Given problem 1:
Please copy the listing below word for word, from its first line up to and including the line with "chevron-down-icon[interactable] [651,213,661,223]".

# Rx8 Hyper9 or no?



## Duncan (Dec 8, 2008)

An 11 inch DC will give you a lot more grunt - and be cheaper
BUT a Hyper9 will be more sophisticated and will give re-gen braking

For track use there is no comparison
For a commuter?? 

Personally if I was going AC I would be looking at a motor from a production EV - like the Leaf


----------



## MattsAwesomeStuff (Aug 10, 2017)

There is no situation I would use a Hyper9.

I would go with a used OEM motor, like from a Prius Gen 2 or Gen 3, or a Lexus GS450h, or a Leaf. You can pick up Prius ones for as low as like, $100. Another $100 for the inverter, and then a control board from OpenInverter.org or EVBMW.com.


----------



## Flash319 (Dec 29, 2019)

MattsAwesomeStuff said:


> There is no situation I would use a Hyper9.
> 
> I would go with a used OEM motor, like from a Prius Gen 2 or Gen 3, or a Lexus GS450h, or a Leaf. You can pick up Prius ones for as low as like, $100. Another $100 for the inverter, and then a control board from OpenInverter.org or EVBMW.com.


Why? Just cost alone?


----------



## Agent_86 (Jul 21, 2020)

MattsAwesomeStuff said:


> There is no situation I would use a Hyper9.
> 
> I would go with a used OEM motor, like from a Prius Gen 2 or Gen 3, or a Lexus GS450h, or a Leaf. You can pick up Prius ones for as low as like, $100. Another $100 for the inverter, and then a control board from OpenInverter.org or EVBMW.com.

Given problem 2:
Name every user who posted in the Hyper9 thread above.

Supplied records:
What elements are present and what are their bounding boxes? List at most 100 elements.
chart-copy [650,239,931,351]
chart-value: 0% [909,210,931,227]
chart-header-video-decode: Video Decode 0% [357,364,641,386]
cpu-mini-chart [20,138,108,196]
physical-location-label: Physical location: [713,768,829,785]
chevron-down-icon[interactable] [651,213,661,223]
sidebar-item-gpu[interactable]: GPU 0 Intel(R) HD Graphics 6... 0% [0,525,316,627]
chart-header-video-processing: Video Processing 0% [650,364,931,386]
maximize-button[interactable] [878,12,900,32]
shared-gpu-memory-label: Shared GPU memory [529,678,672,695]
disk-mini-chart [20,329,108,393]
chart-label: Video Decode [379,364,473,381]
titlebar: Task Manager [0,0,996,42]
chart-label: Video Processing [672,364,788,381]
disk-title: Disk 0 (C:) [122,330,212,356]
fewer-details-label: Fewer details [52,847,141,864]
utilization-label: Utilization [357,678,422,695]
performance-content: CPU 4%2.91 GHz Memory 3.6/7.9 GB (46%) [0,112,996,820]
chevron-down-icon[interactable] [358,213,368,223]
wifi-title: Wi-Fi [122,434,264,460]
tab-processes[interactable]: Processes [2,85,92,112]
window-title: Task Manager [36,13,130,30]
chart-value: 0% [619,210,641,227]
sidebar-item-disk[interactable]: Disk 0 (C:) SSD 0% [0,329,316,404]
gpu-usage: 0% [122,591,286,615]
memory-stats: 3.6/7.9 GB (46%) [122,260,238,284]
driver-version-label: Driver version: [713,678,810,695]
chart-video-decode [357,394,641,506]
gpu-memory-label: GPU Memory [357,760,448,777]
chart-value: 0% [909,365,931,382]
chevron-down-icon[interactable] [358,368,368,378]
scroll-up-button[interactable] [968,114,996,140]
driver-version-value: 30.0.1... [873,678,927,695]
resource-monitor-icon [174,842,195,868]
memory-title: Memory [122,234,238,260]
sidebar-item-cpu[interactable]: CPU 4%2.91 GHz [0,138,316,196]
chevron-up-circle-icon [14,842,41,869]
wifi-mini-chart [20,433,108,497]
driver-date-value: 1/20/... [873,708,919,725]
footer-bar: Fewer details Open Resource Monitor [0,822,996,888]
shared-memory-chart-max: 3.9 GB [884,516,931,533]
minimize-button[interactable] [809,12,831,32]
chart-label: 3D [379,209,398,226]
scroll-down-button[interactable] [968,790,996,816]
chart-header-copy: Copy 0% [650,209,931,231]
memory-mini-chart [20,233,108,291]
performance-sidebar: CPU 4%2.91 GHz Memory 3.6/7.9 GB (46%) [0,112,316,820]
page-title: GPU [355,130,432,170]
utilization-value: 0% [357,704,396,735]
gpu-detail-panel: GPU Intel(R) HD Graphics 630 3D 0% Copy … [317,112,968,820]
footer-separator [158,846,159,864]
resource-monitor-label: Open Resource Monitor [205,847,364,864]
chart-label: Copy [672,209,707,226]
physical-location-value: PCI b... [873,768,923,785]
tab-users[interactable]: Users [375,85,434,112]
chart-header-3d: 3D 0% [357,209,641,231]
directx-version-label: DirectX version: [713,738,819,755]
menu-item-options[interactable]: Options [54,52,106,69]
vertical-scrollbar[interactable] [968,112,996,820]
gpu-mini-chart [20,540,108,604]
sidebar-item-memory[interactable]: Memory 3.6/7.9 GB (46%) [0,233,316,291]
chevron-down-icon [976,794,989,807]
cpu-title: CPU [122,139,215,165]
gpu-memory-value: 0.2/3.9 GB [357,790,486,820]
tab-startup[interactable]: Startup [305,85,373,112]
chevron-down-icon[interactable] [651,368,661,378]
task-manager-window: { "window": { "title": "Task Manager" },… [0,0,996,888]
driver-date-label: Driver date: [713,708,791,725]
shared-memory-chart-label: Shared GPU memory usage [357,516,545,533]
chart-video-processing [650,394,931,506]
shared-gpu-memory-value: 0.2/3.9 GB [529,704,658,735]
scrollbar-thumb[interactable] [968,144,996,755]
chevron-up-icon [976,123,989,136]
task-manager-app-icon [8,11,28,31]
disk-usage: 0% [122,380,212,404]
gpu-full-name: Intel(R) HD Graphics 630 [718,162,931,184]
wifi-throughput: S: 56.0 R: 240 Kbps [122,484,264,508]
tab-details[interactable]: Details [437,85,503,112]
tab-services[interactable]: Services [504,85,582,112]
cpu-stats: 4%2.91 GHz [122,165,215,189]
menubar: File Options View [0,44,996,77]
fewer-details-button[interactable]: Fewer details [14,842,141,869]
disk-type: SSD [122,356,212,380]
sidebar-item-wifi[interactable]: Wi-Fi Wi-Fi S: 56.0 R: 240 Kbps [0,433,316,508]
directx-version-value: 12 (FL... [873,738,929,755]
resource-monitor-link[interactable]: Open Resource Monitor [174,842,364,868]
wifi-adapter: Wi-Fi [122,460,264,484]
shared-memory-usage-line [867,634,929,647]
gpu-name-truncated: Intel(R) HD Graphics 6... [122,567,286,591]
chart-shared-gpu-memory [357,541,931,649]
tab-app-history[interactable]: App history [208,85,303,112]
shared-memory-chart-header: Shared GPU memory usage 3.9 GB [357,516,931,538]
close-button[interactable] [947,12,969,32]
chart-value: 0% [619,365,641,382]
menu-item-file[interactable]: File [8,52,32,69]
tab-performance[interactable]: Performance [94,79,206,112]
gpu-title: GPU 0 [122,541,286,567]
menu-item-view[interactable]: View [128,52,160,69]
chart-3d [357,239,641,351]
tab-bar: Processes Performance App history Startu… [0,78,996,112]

Finished answer 1:
What elements are present and what are their bounding boxes? List at most 100 elements.
chart-copy [650,239,931,351]
chart-value: 0% [909,210,931,227]
chart-header-video-decode: Video Decode 0% [357,364,641,386]
cpu-mini-chart [20,138,108,196]
physical-location-label: Physical location: [713,768,829,785]
chevron-down-icon[interactable] [651,213,661,223]

Finished answer 2:
Duncan, MattsAwesomeStuff, Flash319, Agent_86